Go through the records below line by line. Count the lines with "مشروع" and give the count alone.

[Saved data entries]
-- Begin --
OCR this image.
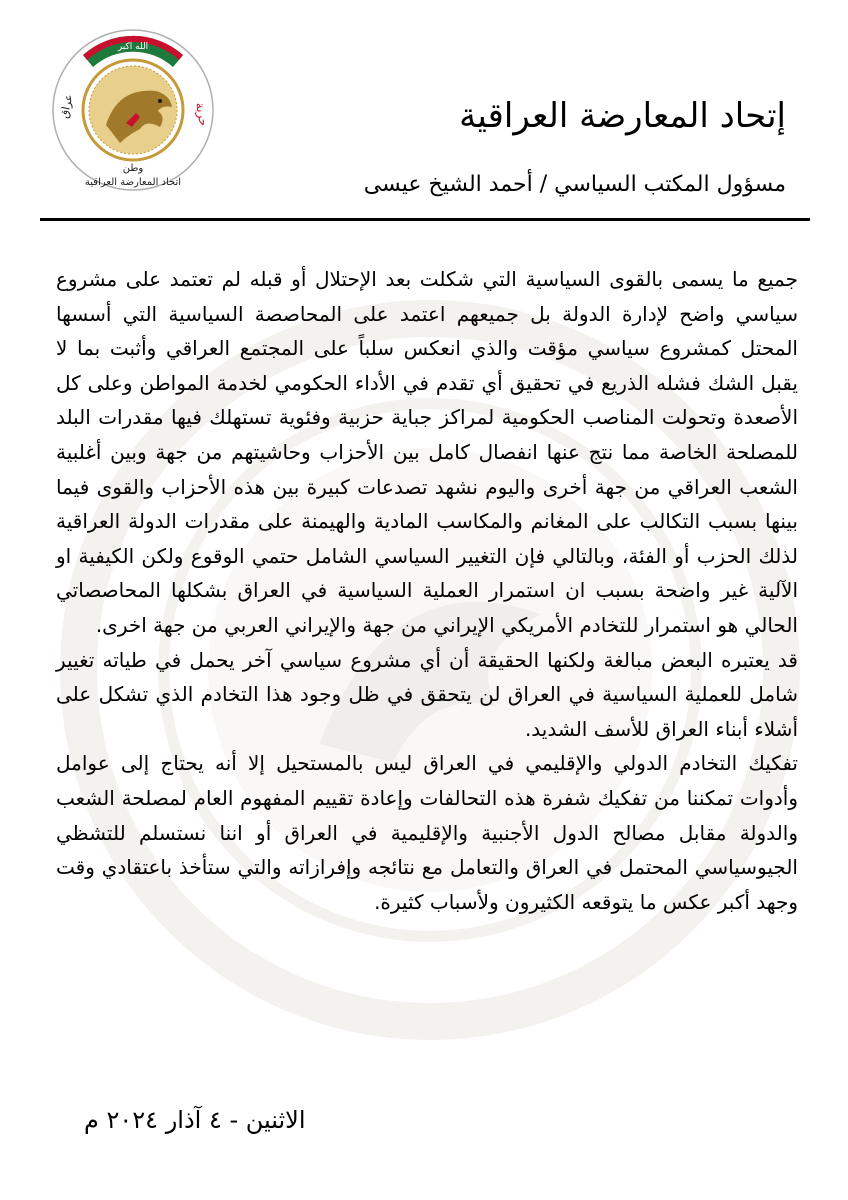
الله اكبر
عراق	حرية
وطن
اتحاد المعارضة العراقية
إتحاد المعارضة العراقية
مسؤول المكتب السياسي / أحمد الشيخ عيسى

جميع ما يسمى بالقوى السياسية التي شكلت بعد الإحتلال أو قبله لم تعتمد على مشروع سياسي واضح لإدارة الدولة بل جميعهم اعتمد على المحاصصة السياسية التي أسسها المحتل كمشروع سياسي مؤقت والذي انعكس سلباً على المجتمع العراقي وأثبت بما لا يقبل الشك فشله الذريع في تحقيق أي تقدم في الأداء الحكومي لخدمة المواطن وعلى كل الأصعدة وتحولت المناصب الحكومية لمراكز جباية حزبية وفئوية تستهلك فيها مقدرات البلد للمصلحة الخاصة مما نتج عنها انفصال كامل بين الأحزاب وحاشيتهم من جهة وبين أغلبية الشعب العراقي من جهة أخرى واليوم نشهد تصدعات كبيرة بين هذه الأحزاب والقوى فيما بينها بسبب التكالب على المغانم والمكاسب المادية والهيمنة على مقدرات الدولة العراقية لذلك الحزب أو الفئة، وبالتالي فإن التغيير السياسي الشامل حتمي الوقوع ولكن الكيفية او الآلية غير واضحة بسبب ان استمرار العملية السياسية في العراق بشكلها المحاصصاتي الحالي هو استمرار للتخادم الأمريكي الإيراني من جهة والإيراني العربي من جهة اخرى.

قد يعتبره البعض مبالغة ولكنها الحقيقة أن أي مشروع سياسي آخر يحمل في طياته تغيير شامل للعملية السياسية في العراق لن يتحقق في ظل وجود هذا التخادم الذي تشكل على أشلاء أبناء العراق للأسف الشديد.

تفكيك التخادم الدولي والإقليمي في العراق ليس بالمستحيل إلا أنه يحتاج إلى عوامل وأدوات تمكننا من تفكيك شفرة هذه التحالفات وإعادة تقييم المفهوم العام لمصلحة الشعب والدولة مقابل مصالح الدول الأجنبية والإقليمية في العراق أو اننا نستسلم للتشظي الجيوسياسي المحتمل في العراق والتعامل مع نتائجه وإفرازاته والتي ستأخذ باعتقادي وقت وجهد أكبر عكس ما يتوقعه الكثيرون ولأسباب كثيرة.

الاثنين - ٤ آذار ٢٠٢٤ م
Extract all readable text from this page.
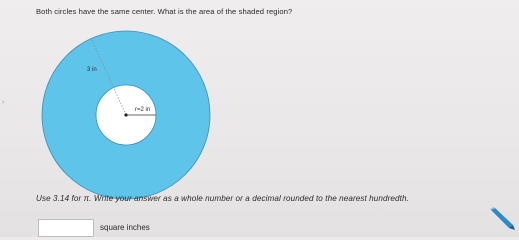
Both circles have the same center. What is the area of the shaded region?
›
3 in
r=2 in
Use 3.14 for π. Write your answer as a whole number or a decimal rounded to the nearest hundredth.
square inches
-- End --
__RESPONSE TO THE EXERCISE__
2